Data listing
▬▬▬▬▬▬▬▬▬▬

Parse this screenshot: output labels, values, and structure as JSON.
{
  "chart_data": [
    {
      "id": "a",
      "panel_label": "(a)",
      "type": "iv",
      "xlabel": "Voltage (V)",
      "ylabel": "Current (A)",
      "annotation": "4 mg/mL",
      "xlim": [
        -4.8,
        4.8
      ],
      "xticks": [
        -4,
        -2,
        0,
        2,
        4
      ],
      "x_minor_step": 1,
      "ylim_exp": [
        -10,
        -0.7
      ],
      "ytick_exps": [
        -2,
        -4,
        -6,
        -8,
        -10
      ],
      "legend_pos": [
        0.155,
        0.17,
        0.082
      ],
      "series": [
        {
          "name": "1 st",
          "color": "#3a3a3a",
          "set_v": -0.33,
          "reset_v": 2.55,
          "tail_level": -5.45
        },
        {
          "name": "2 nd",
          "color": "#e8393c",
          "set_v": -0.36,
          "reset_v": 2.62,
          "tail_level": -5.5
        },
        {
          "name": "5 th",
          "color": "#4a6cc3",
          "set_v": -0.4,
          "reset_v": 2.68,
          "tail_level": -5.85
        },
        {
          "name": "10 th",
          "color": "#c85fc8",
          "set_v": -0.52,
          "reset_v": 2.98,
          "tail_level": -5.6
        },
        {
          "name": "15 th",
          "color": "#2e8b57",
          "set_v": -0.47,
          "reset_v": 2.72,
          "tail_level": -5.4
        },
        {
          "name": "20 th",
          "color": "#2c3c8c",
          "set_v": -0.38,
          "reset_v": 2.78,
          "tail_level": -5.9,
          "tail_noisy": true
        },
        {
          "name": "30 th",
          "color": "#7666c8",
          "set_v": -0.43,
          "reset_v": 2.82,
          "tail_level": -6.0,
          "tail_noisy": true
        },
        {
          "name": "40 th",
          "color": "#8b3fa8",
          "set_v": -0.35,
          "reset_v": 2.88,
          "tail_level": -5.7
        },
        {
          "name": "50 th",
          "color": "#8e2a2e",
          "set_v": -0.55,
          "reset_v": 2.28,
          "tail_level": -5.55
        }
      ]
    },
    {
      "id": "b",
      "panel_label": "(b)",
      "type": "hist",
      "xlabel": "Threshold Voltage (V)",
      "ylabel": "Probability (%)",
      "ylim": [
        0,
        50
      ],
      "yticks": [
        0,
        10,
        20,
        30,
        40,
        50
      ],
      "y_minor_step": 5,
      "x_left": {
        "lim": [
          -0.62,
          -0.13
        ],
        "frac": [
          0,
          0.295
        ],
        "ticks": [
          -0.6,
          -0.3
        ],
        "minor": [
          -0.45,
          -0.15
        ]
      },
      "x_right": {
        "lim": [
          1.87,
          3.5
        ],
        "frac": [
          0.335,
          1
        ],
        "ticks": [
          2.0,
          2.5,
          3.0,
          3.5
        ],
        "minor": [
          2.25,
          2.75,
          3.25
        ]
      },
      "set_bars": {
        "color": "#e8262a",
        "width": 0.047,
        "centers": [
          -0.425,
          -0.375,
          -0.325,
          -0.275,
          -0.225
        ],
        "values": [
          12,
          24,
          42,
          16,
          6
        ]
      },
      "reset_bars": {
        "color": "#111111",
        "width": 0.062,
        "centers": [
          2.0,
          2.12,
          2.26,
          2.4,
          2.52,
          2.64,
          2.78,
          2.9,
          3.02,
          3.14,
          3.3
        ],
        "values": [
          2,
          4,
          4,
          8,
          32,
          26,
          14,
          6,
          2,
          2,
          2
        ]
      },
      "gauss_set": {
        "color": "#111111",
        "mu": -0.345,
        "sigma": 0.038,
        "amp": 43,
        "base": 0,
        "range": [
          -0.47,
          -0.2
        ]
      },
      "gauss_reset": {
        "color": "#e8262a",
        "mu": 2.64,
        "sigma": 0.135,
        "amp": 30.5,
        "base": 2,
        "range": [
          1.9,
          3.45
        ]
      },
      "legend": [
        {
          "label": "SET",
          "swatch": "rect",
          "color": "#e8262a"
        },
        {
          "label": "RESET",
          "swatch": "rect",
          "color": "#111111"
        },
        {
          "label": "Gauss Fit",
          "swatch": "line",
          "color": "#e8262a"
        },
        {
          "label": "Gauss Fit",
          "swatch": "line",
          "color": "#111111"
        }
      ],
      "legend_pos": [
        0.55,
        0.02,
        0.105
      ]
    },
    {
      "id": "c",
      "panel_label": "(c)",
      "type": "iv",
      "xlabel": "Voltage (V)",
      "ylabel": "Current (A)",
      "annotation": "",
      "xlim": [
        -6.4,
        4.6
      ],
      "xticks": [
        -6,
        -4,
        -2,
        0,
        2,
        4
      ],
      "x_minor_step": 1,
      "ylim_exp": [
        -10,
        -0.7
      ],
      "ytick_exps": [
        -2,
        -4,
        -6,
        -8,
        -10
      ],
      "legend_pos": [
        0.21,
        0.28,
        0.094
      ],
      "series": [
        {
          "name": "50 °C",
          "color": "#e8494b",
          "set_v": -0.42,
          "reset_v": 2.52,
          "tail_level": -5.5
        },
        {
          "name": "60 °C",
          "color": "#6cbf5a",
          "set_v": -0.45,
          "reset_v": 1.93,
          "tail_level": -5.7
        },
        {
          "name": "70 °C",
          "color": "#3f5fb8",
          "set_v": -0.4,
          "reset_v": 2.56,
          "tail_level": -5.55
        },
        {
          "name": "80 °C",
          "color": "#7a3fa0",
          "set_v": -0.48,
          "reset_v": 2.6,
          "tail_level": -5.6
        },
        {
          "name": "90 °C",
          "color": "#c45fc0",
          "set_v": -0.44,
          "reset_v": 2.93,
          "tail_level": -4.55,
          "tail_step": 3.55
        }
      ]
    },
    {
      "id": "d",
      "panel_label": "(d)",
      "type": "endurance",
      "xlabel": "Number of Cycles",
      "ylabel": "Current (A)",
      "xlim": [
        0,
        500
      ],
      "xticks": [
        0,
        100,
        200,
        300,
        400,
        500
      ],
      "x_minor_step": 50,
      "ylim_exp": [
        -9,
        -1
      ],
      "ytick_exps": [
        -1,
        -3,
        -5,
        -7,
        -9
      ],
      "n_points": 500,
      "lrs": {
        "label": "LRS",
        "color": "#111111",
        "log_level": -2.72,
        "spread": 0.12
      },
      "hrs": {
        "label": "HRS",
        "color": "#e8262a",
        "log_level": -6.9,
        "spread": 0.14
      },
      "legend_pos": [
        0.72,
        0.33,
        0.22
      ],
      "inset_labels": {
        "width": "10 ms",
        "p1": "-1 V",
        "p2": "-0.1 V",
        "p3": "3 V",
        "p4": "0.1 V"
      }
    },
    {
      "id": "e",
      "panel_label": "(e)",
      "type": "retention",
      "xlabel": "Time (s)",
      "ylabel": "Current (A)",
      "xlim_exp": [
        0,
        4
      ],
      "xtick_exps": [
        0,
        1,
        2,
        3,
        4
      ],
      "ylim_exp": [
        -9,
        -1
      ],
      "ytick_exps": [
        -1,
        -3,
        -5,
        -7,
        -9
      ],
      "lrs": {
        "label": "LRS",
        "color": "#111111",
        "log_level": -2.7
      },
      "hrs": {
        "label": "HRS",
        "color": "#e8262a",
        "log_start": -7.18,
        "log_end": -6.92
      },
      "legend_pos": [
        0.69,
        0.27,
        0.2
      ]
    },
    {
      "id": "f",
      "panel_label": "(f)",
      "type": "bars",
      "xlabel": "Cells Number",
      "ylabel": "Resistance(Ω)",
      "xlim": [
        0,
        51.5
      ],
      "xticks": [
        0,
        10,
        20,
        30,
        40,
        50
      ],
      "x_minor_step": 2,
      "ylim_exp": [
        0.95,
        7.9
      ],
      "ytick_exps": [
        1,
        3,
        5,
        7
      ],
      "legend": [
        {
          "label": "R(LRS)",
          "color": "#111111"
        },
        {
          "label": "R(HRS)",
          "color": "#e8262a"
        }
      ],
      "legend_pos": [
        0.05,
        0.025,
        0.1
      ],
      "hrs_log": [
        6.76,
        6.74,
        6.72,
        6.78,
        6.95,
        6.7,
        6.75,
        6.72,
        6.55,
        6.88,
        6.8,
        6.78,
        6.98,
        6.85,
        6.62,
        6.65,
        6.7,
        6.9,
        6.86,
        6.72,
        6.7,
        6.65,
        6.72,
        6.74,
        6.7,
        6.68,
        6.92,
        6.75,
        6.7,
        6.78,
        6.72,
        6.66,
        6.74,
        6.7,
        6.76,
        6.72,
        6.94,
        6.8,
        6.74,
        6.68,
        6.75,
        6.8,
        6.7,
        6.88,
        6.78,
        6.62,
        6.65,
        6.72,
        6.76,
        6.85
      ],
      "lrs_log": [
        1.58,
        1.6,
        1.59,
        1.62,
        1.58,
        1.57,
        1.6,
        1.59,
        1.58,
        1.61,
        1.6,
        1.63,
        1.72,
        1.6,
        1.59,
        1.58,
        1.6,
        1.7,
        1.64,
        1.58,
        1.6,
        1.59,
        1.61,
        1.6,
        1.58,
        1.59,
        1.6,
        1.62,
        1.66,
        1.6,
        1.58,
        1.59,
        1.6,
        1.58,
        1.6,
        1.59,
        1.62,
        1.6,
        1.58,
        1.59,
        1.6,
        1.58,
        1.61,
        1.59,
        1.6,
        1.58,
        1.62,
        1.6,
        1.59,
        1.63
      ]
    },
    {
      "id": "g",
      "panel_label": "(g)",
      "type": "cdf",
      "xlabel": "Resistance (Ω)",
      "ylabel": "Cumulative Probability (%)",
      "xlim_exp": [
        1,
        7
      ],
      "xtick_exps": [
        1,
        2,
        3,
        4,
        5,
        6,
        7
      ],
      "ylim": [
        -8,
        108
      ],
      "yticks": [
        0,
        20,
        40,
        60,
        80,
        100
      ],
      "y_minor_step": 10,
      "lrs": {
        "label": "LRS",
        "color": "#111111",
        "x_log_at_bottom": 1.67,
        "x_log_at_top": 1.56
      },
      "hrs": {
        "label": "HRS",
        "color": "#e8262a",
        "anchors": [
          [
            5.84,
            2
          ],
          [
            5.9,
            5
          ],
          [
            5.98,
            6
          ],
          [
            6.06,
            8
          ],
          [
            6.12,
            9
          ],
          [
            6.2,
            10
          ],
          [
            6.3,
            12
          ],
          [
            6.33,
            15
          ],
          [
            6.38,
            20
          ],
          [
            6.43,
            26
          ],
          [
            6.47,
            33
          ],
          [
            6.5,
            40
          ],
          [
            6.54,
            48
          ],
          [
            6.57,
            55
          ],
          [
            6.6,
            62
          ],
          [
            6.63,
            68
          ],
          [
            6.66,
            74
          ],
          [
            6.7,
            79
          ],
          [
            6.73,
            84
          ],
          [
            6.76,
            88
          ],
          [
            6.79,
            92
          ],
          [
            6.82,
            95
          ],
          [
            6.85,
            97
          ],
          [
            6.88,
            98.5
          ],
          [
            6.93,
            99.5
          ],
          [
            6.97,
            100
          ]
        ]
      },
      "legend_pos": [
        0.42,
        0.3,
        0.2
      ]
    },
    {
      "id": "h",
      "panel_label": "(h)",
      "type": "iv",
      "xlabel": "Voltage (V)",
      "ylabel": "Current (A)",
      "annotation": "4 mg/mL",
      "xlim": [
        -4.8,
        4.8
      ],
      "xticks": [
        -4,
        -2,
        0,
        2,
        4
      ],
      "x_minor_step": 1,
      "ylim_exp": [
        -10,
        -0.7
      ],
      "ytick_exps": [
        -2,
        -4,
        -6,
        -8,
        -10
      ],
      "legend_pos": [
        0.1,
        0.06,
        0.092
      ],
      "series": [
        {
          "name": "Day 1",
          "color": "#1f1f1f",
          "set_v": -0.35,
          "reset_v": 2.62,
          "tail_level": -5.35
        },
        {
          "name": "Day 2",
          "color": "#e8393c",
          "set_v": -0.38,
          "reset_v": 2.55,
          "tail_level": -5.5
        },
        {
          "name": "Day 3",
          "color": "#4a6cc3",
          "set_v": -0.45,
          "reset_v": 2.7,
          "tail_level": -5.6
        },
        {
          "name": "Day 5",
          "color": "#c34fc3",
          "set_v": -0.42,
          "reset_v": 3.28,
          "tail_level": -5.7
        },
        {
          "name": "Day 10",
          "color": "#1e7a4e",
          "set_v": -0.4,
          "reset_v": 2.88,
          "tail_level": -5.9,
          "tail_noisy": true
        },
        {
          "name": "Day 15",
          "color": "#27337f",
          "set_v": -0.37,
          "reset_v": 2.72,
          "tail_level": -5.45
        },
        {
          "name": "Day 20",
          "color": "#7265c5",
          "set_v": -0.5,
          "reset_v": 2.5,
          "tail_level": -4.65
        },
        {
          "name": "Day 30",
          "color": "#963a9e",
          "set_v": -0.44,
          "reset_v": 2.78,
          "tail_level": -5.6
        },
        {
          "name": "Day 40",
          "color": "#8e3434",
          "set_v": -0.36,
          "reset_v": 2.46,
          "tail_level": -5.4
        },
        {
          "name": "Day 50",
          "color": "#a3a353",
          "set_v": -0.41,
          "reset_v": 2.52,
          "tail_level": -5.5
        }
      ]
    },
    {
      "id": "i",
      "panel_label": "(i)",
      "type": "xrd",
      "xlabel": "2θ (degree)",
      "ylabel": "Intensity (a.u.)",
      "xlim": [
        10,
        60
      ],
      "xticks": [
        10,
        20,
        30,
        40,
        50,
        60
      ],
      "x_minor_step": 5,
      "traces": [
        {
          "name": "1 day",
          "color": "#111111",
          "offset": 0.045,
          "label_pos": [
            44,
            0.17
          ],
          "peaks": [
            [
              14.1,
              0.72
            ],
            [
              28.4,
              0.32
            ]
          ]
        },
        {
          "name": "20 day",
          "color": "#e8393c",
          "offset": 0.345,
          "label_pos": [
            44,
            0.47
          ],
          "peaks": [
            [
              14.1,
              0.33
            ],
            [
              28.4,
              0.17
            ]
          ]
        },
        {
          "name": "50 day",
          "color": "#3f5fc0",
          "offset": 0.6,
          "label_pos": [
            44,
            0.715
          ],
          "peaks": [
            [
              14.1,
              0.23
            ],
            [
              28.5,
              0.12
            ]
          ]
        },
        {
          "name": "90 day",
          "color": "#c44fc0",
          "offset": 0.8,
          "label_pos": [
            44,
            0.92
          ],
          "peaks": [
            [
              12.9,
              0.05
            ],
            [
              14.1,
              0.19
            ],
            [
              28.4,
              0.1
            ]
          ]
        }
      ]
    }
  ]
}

▬▬▬▬▬▬▬▬▬▬

▶ [Directions]:
From the records above, work out how many lines contain the string "Probability". Give only the number.

▶ [Answer to the exercise]:
2